§ **WHAT YOU HAVE TO DO**
Give the number of lines in the data that contain "neighborhood", and nothing more.

· · ·

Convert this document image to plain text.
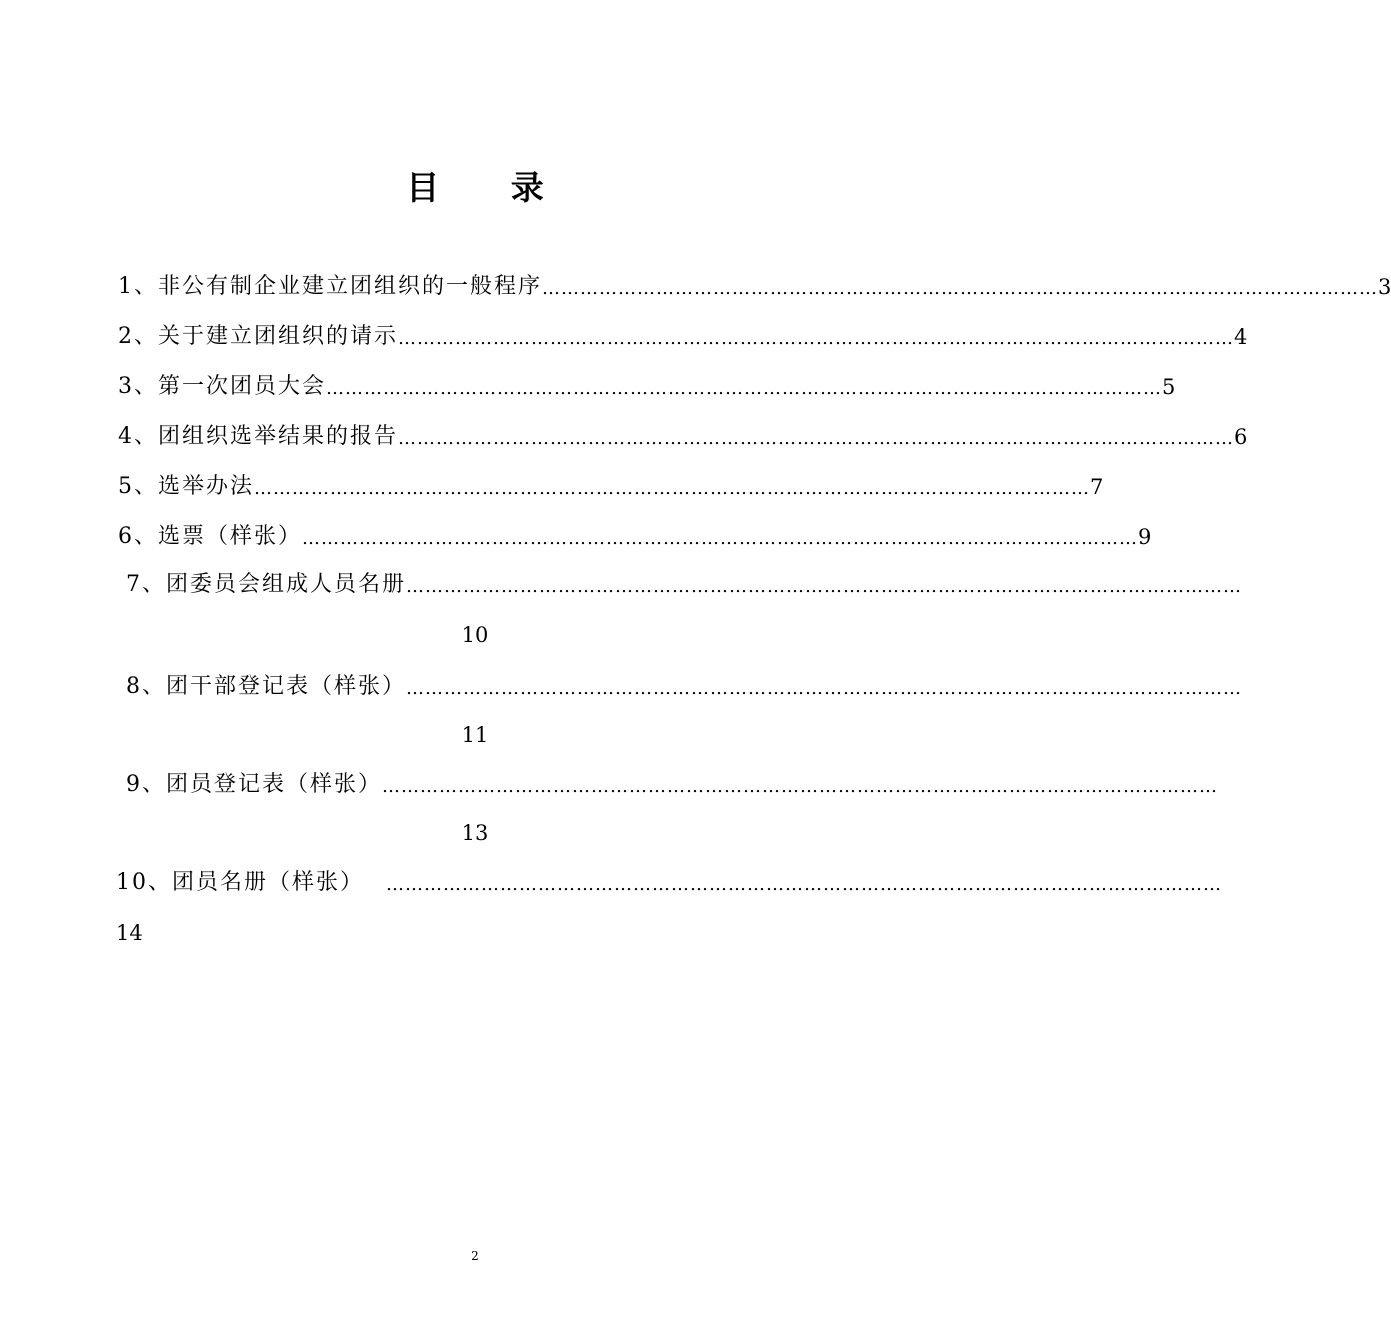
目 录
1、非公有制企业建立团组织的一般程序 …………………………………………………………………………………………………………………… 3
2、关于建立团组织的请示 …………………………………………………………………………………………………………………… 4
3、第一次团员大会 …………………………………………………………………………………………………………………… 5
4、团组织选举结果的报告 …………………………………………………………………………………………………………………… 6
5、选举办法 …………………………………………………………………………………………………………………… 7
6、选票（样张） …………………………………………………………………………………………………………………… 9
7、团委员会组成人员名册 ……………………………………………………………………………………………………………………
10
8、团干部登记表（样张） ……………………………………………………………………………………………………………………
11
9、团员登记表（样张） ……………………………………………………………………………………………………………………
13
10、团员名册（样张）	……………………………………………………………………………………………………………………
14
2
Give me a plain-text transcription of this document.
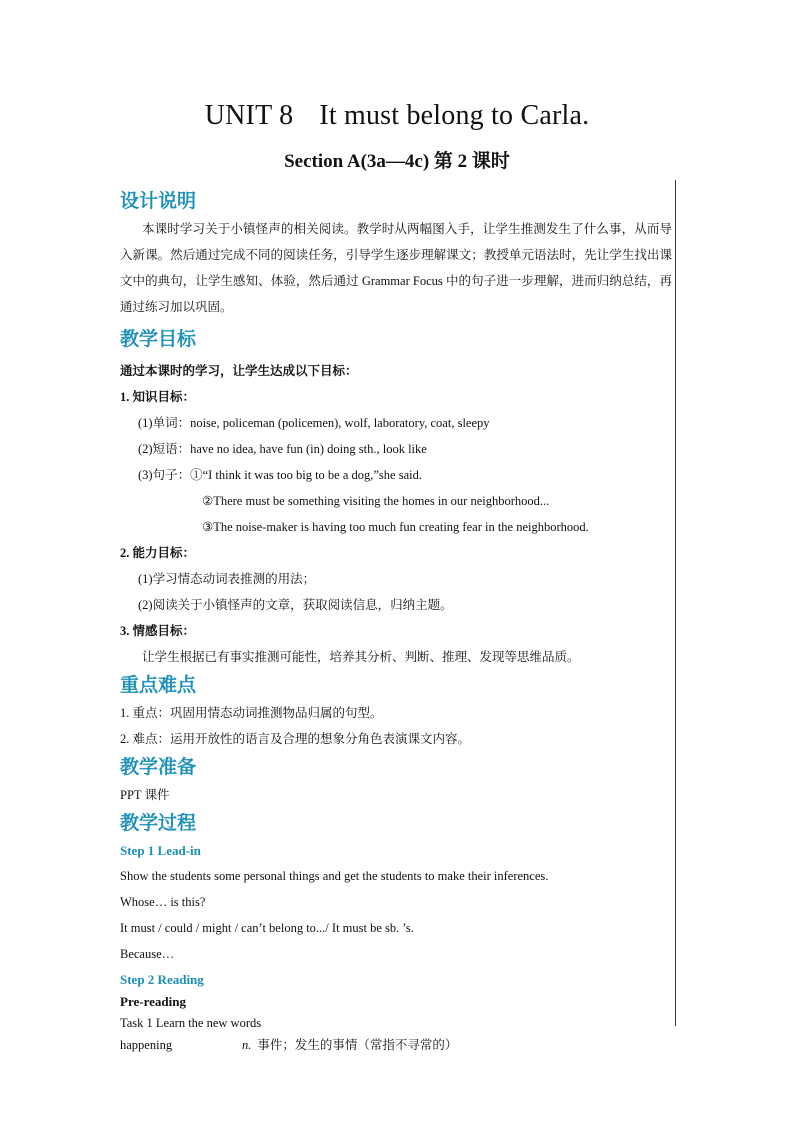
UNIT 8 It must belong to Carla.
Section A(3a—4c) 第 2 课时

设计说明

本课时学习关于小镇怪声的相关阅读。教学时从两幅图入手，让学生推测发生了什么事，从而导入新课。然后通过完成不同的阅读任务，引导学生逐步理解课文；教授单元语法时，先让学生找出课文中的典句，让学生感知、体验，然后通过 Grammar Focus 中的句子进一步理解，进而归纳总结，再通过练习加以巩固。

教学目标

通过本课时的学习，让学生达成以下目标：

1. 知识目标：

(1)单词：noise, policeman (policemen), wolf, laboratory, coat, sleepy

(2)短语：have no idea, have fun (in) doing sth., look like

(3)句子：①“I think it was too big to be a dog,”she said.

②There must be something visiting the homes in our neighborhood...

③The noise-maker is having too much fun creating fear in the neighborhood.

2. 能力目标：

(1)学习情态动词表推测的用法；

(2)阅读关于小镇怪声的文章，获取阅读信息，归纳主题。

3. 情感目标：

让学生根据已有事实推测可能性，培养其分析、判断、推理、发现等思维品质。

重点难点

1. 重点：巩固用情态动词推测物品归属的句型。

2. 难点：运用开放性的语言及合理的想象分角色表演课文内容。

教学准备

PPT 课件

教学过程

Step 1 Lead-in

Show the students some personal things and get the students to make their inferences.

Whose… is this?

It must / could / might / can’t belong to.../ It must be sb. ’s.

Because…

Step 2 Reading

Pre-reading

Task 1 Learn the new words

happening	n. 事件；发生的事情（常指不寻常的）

· · ·

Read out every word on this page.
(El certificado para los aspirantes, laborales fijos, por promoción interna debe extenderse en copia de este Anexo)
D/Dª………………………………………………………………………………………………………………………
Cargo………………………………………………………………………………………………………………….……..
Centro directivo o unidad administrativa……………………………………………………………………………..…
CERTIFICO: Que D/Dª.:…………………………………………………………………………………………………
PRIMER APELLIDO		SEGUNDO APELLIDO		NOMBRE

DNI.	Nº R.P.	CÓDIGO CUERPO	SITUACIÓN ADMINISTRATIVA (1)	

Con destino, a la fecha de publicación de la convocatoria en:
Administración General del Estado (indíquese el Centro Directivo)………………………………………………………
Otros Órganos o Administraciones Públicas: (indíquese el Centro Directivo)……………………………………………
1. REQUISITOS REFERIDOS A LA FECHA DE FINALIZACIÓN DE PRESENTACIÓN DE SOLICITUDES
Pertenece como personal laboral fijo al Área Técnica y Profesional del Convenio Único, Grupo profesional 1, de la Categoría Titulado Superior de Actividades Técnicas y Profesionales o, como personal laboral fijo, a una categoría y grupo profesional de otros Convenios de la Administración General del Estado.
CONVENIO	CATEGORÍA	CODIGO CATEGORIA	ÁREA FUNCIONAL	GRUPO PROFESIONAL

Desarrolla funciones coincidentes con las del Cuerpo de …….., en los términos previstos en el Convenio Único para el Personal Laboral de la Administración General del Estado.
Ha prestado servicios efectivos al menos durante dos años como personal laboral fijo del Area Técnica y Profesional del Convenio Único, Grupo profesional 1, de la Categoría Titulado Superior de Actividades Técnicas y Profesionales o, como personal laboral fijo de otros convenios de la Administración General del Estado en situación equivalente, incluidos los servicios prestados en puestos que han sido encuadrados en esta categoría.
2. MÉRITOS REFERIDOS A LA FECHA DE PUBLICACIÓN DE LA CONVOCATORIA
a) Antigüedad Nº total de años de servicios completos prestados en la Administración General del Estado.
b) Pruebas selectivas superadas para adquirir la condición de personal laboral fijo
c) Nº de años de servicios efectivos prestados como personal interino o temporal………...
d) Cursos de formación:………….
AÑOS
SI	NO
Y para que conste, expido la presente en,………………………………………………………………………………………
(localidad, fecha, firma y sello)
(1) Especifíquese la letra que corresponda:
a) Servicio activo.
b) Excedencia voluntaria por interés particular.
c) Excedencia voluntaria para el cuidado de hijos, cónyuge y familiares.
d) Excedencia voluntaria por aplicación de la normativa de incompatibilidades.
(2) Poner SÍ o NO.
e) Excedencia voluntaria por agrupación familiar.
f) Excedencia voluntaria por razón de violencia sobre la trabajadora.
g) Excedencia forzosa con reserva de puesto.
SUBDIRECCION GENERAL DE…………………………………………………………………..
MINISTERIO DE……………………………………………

· · ·

§ **RESULT OF THIS TASK**
2